= EXERCISE BRIEF =
Write the next part of the passage about full sets of sections and fibered products, starting right after its last sentence.

= SOURCE DOCUMENT =
Start

In Katz and Mazur's book "Arithmetic Moduli of Elliptic Curves" (available here), the following statement is made about full set of sections and fibered product (Lemma 1.8.5, page 35).
Let $Z_1/S$ and $Z_2/S$ be two non-empty finite flat $S$-schemes of finite presentation and ranks $N_1$, $N_2$ respectively. Let $$P_1^{(1)},\ldots ,P_{N_1}^{(1)}\in Z_1(S)$$ $$P_1^{(2)},\ldots ,P_{N_2}^{(2)}\in Z_2(S)$$ be given sequences of $N_i$ points in $Z_i(S)$ for $i=1,2$. Suppose that $Z_1/S$ is finite étale. Then the following conditions are equivalent:
1. For $i=1,2$, the $N_i$ points $P_1^{(i)},\ldots ,P_{N_2}^{(i)}$ in $Z_i(S)$ form a full set of sections of $Z_i(S)$.
2. The $N_1N_2$ $S$-valued points $P_j^{(1)}\times P_k^{(2)}$ of $Z_1\times _S Z_2$ form of full set of sections of $Z_1\times _S Z_2$.

End

= EXTRACTED INFORMATION =
Start

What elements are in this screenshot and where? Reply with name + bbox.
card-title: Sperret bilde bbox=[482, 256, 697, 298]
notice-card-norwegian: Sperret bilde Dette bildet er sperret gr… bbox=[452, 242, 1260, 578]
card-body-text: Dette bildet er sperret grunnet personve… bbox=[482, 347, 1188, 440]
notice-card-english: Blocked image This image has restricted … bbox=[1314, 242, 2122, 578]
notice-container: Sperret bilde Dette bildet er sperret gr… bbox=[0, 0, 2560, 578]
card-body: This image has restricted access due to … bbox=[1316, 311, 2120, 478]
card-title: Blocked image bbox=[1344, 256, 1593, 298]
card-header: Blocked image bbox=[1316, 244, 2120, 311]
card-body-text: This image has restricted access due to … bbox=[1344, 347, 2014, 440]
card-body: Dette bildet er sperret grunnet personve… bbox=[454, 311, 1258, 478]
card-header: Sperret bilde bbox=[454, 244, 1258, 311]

End

= ANSWER TO THIS TASK =
(For the definition of a full set of sections, please look at the book or read this related question).
After the proof of this statement, it is stated that if we drop the hypothesis that $Z_1$ is étale over $S$, then we only have $1. \Rightarrow 2.$
I have been trying to find a counterexample to disprove $2. \Rightarrow 1.$, but I have been unable to find one. I tried to look at cases where $S=\operatorname{Spec}(k)$ is the spectrum of a field, and $Z_1$, $Z_2$ the spectra of non-reduced $k$-algebras (so that they are not étale), such as $k[\epsilon]/(\epsilon^2)$, but I couldn't find anything satisfying. Sadly, my intuition about étaleness is not developped enough to have a feeling of what could work here.
Would someone here please be able to provide an example?
I thank you very much for your help.
I noticed later that in fact, two examples are given in (1.11.4) and (1.11.5), pages 52-55 in the book. I am going to write the second one down as an answer to my own question.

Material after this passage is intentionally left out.